##### Material for this task
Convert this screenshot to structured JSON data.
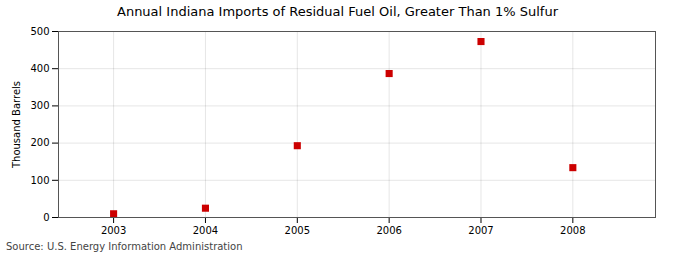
{
  "chart_data": {
    "type": "scatter",
    "title": "Annual Indiana Imports of Residual Fuel Oil, Greater Than 1% Sulfur",
    "ylabel": "Thousand Barrels",
    "source": "Source: U.S. Energy Information Administration",
    "x": [
      2003,
      2004,
      2005,
      2006,
      2007,
      2008
    ],
    "values": [
      10,
      25,
      193,
      387,
      473,
      134
    ],
    "color": "#cc0000",
    "marker": "square",
    "xlim": [
      2002.4,
      2008.9
    ],
    "xticks": [
      2003,
      2004,
      2005,
      2006,
      2007,
      2008
    ],
    "ylim": [
      0,
      500
    ],
    "yticks": [
      0,
      100,
      200,
      300,
      400,
      500
    ],
    "grid": true
  }
}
##########
• [Set exercise] Skipping the pictures, transcribe each line above exactly as it appears.

• [Finished exercise]
Convert this screenshot to structured JSON data.
{
  "chart_data": {
    "type": "scatter",
    "title": "Annual Indiana Imports of Residual Fuel Oil, Greater Than 1% Sulfur",
    "ylabel": "Thousand Barrels",
    "source": "Source: U.S. Energy Information Administration",
    "x": [
      2003,
      2004,
      2005,
      2006,
      2007,
      2008
    ],
    "values": [
      10,
      25,
      193,
      387,
      473,
      134
    ],
    "color": "#cc0000",
    "marker": "square",
    "xlim": [
      2002.4,
      2008.9
    ],
    "xticks": [
      2003,
      2004,
      2005,
      2006,
      2007,
      2008
    ],
    "ylim": [
      0,
      500
    ],
    "yticks": [
      0,
      100,
      200,
      300,
      400,
      500
    ],
    "grid": true
  }
}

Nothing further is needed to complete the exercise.